== DATASET ENTRIES
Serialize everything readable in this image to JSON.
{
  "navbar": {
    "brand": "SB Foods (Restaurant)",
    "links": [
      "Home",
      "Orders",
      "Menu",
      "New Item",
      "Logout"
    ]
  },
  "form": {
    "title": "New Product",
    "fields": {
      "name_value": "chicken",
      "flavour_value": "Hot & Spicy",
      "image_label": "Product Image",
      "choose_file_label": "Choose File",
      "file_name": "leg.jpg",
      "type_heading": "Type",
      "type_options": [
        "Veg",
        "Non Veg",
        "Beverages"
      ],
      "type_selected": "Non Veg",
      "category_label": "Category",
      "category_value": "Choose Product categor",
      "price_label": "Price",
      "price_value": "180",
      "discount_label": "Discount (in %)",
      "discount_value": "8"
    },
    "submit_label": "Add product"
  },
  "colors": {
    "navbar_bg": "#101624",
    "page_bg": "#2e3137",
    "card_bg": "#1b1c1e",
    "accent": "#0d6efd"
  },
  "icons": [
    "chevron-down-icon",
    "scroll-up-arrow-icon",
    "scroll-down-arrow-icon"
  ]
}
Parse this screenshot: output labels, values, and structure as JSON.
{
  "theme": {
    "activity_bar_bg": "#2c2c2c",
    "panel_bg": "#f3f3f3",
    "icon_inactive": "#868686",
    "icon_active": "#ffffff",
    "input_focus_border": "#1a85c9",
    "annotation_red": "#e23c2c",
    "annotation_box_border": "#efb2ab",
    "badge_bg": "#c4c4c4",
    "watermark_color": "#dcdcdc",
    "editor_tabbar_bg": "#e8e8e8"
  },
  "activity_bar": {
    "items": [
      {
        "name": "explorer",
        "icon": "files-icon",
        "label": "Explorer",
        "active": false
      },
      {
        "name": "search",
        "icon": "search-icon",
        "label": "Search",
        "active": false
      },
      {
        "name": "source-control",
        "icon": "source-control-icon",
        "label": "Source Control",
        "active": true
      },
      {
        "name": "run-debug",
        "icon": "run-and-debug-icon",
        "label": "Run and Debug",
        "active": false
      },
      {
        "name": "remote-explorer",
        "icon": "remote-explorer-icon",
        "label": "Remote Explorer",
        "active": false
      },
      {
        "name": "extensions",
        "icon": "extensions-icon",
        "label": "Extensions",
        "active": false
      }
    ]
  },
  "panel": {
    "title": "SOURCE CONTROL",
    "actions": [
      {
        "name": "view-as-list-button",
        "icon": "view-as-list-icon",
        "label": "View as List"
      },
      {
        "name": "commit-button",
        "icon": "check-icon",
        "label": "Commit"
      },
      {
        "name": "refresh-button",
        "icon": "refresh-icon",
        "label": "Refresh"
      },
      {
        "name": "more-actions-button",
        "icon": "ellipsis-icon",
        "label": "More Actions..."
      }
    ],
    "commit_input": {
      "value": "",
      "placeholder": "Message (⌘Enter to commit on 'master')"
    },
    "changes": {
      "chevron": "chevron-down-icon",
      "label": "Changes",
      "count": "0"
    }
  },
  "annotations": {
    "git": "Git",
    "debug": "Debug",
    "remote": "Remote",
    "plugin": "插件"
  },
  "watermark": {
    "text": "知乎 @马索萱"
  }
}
====
REQUEST>
Send back every record, precisely as written.

EXERCISE OUTPUT>
Serialize everything readable in this image to JSON.
{
  "navbar": {
    "brand": "SB Foods (Restaurant)",
    "links": [
      "Home",
      "Orders",
      "Menu",
      "New Item",
      "Logout"
    ]
  },
  "form": {
    "title": "New Product",
    "fields": {
      "name_value": "chicken",
      "flavour_value": "Hot & Spicy",
      "image_label": "Product Image",
      "choose_file_label": "Choose File",
      "file_name": "leg.jpg",
      "type_heading": "Type",
      "type_options": [
        "Veg",
        "Non Veg",
        "Beverages"
      ],
      "type_selected": "Non Veg",
      "category_label": "Category",
      "category_value": "Choose Product categor",
      "price_label": "Price",
      "price_value": "180",
      "discount_label": "Discount (in %)",
      "discount_value": "8"
    },
    "submit_label": "Add product"
  },
  "colors": {
    "navbar_bg": "#101624",
    "page_bg": "#2e3137",
    "card_bg": "#1b1c1e",
    "accent": "#0d6efd"
  },
  "icons": [
    "chevron-down-icon",
    "scroll-up-arrow-icon",
    "scroll-down-arrow-icon"
  ]
}
Parse this screenshot: output labels, values, and structure as JSON.
{
  "theme": {
    "activity_bar_bg": "#2c2c2c",
    "panel_bg": "#f3f3f3",
    "icon_inactive": "#868686",
    "icon_active": "#ffffff",
    "input_focus_border": "#1a85c9",
    "annotation_red": "#e23c2c",
    "annotation_box_border": "#efb2ab",
    "badge_bg": "#c4c4c4",
    "watermark_color": "#dcdcdc",
    "editor_tabbar_bg": "#e8e8e8"
  },
  "activity_bar": {
    "items": [
      {
        "name": "explorer",
        "icon": "files-icon",
        "label": "Explorer",
        "active": false
      },
      {
        "name": "search",
        "icon": "search-icon",
        "label": "Search",
        "active": false
      },
      {
        "name": "source-control",
        "icon": "source-control-icon",
        "label": "Source Control",
        "active": true
      },
      {
        "name": "run-debug",
        "icon": "run-and-debug-icon",
        "label": "Run and Debug",
        "active": false
      },
      {
        "name": "remote-explorer",
        "icon": "remote-explorer-icon",
        "label": "Remote Explorer",
        "active": false
      },
      {
        "name": "extensions",
        "icon": "extensions-icon",
        "label": "Extensions",
        "active": false
      }
    ]
  },
  "panel": {
    "title": "SOURCE CONTROL",
    "actions": [
      {
        "name": "view-as-list-button",
        "icon": "view-as-list-icon",
        "label": "View as List"
      },
      {
        "name": "commit-button",
        "icon": "check-icon",
        "label": "Commit"
      },
      {
        "name": "refresh-button",
        "icon": "refresh-icon",
        "label": "Refresh"
      },
      {
        "name": "more-actions-button",
        "icon": "ellipsis-icon",
        "label": "More Actions..."
      }
    ],
    "commit_input": {
      "value": "",
      "placeholder": "Message (⌘Enter to commit on 'master')"
    },
    "changes": {
      "chevron": "chevron-down-icon",
      "label": "Changes",
      "count": "0"
    }
  },
  "annotations": {
    "git": "Git",
    "debug": "Debug",
    "remote": "Remote",
    "plugin": "插件"
  },
  "watermark": {
    "text": "知乎 @马索萱"
  }
}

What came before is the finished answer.